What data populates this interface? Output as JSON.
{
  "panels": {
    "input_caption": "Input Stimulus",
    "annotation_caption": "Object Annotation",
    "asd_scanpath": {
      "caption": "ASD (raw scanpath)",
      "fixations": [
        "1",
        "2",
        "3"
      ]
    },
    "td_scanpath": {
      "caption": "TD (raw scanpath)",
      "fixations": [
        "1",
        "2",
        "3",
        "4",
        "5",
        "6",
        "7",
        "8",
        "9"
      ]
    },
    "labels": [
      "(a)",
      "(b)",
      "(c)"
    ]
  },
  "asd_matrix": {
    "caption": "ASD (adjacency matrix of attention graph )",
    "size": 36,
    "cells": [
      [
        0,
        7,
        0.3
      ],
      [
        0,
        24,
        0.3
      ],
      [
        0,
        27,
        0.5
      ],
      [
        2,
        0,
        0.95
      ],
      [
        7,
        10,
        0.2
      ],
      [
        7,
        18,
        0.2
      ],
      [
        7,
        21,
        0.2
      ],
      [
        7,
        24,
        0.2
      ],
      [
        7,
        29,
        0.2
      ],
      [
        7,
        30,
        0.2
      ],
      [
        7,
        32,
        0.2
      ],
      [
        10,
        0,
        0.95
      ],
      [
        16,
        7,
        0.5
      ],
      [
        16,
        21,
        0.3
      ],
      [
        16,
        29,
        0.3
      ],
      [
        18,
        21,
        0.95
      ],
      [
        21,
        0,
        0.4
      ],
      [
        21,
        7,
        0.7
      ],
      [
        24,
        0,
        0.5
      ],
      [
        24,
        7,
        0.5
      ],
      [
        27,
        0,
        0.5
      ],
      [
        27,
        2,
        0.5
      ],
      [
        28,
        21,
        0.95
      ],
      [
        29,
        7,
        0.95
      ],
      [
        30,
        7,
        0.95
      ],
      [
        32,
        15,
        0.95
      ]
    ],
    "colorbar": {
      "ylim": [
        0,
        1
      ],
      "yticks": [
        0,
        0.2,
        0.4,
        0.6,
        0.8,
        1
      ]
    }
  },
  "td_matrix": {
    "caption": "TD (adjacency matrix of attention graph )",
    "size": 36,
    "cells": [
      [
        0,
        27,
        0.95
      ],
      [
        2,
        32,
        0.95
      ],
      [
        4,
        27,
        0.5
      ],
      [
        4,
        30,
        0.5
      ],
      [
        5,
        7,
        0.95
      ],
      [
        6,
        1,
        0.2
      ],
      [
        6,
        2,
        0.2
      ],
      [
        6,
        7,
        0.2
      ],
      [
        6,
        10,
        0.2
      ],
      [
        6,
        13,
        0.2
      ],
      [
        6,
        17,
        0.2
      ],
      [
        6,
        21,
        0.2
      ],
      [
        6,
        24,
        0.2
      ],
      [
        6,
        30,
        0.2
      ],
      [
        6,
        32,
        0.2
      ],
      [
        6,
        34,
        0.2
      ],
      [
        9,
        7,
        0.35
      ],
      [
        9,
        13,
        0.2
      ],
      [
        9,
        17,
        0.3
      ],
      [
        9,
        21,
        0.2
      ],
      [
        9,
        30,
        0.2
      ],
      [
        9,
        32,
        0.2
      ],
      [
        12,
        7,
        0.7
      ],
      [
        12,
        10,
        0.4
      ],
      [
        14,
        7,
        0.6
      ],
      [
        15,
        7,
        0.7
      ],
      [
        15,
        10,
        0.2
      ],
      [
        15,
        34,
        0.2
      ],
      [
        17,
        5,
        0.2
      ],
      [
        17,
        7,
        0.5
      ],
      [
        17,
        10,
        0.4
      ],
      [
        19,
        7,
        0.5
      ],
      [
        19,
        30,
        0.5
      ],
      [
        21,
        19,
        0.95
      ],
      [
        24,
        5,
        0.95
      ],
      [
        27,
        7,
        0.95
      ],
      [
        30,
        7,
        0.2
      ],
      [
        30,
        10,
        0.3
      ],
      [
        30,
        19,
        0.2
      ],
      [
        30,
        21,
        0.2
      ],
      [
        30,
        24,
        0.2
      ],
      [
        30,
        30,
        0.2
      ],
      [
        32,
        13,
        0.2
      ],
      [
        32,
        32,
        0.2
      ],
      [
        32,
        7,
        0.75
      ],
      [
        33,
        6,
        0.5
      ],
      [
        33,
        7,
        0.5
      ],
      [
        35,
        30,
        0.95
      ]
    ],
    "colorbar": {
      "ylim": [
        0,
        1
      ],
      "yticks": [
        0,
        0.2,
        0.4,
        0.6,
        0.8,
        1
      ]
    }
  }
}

#### [TASK TO CARRY OUT]
Could you reproduce every record above exactly as it appears?

#### [COMPLETE ANSWER]
What data populates this interface? Output as JSON.
{
  "panels": {
    "input_caption": "Input Stimulus",
    "annotation_caption": "Object Annotation",
    "asd_scanpath": {
      "caption": "ASD (raw scanpath)",
      "fixations": [
        "1",
        "2",
        "3"
      ]
    },
    "td_scanpath": {
      "caption": "TD (raw scanpath)",
      "fixations": [
        "1",
        "2",
        "3",
        "4",
        "5",
        "6",
        "7",
        "8",
        "9"
      ]
    },
    "labels": [
      "(a)",
      "(b)",
      "(c)"
    ]
  },
  "asd_matrix": {
    "caption": "ASD (adjacency matrix of attention graph )",
    "size": 36,
    "cells": [
      [
        0,
        7,
        0.3
      ],
      [
        0,
        24,
        0.3
      ],
      [
        0,
        27,
        0.5
      ],
      [
        2,
        0,
        0.95
      ],
      [
        7,
        10,
        0.2
      ],
      [
        7,
        18,
        0.2
      ],
      [
        7,
        21,
        0.2
      ],
      [
        7,
        24,
        0.2
      ],
      [
        7,
        29,
        0.2
      ],
      [
        7,
        30,
        0.2
      ],
      [
        7,
        32,
        0.2
      ],
      [
        10,
        0,
        0.95
      ],
      [
        16,
        7,
        0.5
      ],
      [
        16,
        21,
        0.3
      ],
      [
        16,
        29,
        0.3
      ],
      [
        18,
        21,
        0.95
      ],
      [
        21,
        0,
        0.4
      ],
      [
        21,
        7,
        0.7
      ],
      [
        24,
        0,
        0.5
      ],
      [
        24,
        7,
        0.5
      ],
      [
        27,
        0,
        0.5
      ],
      [
        27,
        2,
        0.5
      ],
      [
        28,
        21,
        0.95
      ],
      [
        29,
        7,
        0.95
      ],
      [
        30,
        7,
        0.95
      ],
      [
        32,
        15,
        0.95
      ]
    ],
    "colorbar": {
      "ylim": [
        0,
        1
      ],
      "yticks": [
        0,
        0.2,
        0.4,
        0.6,
        0.8,
        1
      ]
    }
  },
  "td_matrix": {
    "caption": "TD (adjacency matrix of attention graph )",
    "size": 36,
    "cells": [
      [
        0,
        27,
        0.95
      ],
      [
        2,
        32,
        0.95
      ],
      [
        4,
        27,
        0.5
      ],
      [
        4,
        30,
        0.5
      ],
      [
        5,
        7,
        0.95
      ],
      [
        6,
        1,
        0.2
      ],
      [
        6,
        2,
        0.2
      ],
      [
        6,
        7,
        0.2
      ],
      [
        6,
        10,
        0.2
      ],
      [
        6,
        13,
        0.2
      ],
      [
        6,
        17,
        0.2
      ],
      [
        6,
        21,
        0.2
      ],
      [
        6,
        24,
        0.2
      ],
      [
        6,
        30,
        0.2
      ],
      [
        6,
        32,
        0.2
      ],
      [
        6,
        34,
        0.2
      ],
      [
        9,
        7,
        0.35
      ],
      [
        9,
        13,
        0.2
      ],
      [
        9,
        17,
        0.3
      ],
      [
        9,
        21,
        0.2
      ],
      [
        9,
        30,
        0.2
      ],
      [
        9,
        32,
        0.2
      ],
      [
        12,
        7,
        0.7
      ],
      [
        12,
        10,
        0.4
      ],
      [
        14,
        7,
        0.6
      ],
      [
        15,
        7,
        0.7
      ],
      [
        15,
        10,
        0.2
      ],
      [
        15,
        34,
        0.2
      ],
      [
        17,
        5,
        0.2
      ],
      [
        17,
        7,
        0.5
      ],
      [
        17,
        10,
        0.4
      ],
      [
        19,
        7,
        0.5
      ],
      [
        19,
        30,
        0.5
      ],
      [
        21,
        19,
        0.95
      ],
      [
        24,
        5,
        0.95
      ],
      [
        27,
        7,
        0.95
      ],
      [
        30,
        7,
        0.2
      ],
      [
        30,
        10,
        0.3
      ],
      [
        30,
        19,
        0.2
      ],
      [
        30,
        21,
        0.2
      ],
      [
        30,
        24,
        0.2
      ],
      [
        30,
        30,
        0.2
      ],
      [
        32,
        13,
        0.2
      ],
      [
        32,
        32,
        0.2
      ],
      [
        32,
        7,
        0.75
      ],
      [
        33,
        6,
        0.5
      ],
      [
        33,
        7,
        0.5
      ],
      [
        35,
        30,
        0.95
      ]
    ],
    "colorbar": {
      "ylim": [
        0,
        1
      ],
      "yticks": [
        0,
        0.2,
        0.4,
        0.6,
        0.8,
        1
      ]
    }
  }
}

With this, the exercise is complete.